— EXERCISE DETAILS —
Retype every entry exactly, character for character.

─── DATA SUPPLIED

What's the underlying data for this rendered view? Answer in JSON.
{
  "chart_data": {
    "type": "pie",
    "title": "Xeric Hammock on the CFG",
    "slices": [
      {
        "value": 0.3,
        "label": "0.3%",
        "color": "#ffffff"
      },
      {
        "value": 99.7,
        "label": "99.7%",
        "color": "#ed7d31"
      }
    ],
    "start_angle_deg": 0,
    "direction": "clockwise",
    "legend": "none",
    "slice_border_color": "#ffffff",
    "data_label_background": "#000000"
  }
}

──────

— ANSWER TO THE TASK —
What's the underlying data for this rendered view? Answer in JSON.
{
  "chart_data": {
    "type": "pie",
    "title": "Xeric Hammock on the CFG",
    "slices": [
      {
        "value": 0.3,
        "label": "0.3%",
        "color": "#ffffff"
      },
      {
        "value": 99.7,
        "label": "99.7%",
        "color": "#ed7d31"
      }
    ],
    "start_angle_deg": 0,
    "direction": "clockwise",
    "legend": "none",
    "slice_border_color": "#ffffff",
    "data_label_background": "#000000"
  }
}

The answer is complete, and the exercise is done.